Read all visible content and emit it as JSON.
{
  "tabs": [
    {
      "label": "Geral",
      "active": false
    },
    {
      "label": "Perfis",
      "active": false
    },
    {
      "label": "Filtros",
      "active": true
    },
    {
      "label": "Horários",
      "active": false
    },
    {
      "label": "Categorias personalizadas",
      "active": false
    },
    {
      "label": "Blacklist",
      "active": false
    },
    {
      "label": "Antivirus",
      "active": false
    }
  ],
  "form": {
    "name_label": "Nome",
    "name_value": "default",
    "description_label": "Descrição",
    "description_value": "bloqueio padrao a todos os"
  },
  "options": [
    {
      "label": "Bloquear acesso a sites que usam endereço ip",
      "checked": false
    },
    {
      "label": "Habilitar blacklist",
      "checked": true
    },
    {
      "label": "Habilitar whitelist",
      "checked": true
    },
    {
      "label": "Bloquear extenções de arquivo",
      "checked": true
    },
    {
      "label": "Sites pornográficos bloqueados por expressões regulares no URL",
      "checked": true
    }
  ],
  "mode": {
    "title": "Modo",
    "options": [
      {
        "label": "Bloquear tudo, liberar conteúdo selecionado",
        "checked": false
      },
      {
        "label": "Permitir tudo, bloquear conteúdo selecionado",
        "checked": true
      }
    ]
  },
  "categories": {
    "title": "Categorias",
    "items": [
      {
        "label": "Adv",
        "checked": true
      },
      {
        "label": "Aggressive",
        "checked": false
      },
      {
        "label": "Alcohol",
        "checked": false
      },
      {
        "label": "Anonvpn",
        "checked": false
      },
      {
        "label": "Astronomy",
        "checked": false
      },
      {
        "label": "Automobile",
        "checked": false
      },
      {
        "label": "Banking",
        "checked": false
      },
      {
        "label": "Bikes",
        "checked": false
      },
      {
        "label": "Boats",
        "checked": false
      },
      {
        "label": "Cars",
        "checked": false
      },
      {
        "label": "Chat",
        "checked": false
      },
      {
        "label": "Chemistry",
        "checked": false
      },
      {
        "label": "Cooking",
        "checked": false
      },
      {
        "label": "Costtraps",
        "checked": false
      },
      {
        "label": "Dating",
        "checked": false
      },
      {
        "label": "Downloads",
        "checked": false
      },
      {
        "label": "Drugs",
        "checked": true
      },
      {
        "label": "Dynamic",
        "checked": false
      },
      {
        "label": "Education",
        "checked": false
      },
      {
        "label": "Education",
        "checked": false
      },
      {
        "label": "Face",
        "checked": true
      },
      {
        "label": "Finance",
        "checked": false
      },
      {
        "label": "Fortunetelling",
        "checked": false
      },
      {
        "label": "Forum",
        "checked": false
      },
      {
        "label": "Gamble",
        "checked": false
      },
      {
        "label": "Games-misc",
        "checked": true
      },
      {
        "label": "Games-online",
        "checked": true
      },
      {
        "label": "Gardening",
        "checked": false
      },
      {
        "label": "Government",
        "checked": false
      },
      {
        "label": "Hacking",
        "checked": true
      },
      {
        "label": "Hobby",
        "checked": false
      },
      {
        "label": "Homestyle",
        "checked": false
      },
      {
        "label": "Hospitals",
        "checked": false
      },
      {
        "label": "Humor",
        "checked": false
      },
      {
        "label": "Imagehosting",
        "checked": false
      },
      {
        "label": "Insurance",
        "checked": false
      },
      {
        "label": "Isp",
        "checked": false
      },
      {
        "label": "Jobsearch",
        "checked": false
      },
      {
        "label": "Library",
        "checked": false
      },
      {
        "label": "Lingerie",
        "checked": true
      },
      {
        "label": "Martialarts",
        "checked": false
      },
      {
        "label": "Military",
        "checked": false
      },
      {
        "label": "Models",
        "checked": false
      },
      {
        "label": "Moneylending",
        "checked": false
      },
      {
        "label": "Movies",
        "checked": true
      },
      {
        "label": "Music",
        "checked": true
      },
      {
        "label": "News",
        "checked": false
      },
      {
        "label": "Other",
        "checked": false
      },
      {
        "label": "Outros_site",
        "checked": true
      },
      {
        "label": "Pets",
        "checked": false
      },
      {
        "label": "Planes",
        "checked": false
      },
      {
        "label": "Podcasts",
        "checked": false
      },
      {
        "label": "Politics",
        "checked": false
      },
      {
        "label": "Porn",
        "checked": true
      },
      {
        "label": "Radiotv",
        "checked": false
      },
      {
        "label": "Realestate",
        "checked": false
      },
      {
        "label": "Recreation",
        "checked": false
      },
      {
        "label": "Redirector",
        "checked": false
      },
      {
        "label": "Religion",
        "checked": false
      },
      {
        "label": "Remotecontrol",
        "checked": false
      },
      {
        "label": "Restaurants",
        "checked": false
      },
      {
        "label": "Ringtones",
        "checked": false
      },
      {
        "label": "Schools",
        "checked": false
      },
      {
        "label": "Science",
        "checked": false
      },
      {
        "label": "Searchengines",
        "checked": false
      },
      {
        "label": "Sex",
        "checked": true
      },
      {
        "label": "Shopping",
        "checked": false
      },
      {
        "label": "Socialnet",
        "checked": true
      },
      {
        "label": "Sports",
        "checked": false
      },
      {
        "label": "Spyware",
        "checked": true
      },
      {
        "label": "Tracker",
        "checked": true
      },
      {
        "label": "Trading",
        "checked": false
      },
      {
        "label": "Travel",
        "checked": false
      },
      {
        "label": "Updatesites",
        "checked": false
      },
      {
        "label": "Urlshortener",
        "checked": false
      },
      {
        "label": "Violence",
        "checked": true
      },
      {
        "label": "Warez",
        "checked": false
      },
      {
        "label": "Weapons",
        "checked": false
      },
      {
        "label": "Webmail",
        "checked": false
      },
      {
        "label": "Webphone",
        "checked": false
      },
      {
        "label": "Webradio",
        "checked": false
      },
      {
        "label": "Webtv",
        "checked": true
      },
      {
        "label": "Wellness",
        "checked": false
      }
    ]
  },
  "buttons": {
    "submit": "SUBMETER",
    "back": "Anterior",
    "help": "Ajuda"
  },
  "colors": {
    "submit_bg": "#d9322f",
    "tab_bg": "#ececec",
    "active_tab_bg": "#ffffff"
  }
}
+++
Description of the task |
Lines of the listing above that contain the word "Games" must all be copied.

Response area |
        "label": "Games-misc",
        "label": "Games-online",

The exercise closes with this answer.